## Task statement
Identify all lines in the data containing the string "Temperature". Copy them out.
————
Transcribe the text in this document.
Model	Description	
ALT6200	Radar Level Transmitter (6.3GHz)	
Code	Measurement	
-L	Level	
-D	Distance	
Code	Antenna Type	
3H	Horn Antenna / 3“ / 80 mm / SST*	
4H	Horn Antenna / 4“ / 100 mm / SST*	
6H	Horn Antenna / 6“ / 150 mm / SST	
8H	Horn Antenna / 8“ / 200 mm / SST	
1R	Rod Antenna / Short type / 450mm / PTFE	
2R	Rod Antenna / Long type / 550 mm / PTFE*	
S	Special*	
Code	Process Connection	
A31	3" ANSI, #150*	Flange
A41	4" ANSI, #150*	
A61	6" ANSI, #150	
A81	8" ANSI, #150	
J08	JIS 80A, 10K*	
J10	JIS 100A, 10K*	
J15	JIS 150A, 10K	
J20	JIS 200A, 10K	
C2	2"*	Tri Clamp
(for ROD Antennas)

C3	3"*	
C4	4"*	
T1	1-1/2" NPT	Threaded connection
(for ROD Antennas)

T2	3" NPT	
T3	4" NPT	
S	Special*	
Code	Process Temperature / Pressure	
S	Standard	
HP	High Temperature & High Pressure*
————
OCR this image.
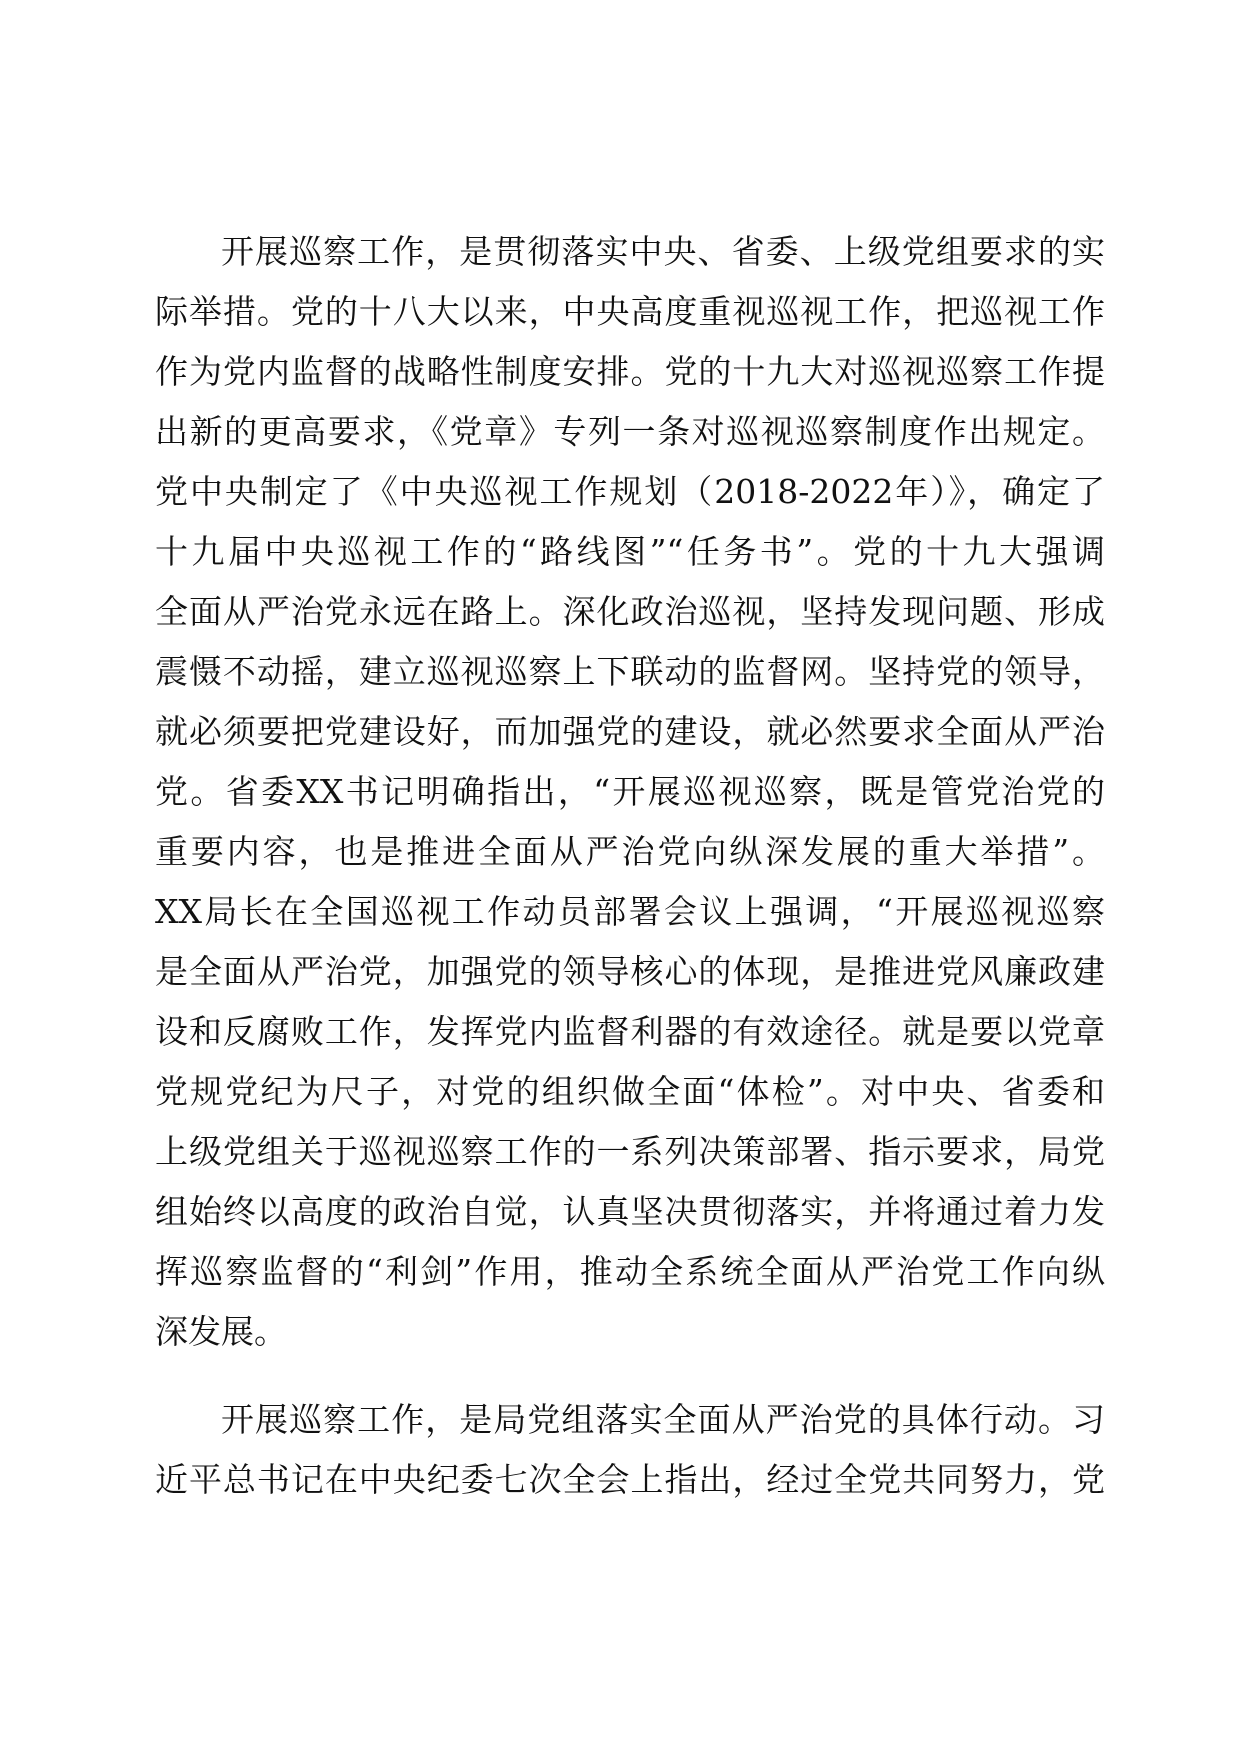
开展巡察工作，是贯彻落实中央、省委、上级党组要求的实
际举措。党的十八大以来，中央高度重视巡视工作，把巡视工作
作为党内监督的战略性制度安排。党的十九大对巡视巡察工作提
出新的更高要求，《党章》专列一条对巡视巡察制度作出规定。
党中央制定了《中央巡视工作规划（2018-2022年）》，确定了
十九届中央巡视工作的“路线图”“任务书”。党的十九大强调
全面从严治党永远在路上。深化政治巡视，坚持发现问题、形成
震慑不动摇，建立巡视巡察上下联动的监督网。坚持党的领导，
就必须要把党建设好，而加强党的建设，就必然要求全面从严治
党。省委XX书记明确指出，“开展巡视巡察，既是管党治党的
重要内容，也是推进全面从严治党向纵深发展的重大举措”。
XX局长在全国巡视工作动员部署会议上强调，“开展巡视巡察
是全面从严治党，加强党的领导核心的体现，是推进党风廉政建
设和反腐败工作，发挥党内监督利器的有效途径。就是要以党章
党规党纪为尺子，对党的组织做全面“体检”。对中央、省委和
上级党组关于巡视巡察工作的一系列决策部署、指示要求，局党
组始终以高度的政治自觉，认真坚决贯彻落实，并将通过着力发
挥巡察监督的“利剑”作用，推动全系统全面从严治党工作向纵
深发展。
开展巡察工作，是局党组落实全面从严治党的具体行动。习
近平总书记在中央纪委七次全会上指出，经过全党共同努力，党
————
## Written response
Code	Process Temperature / Pressure	
HP	High Temperature & High Pressure*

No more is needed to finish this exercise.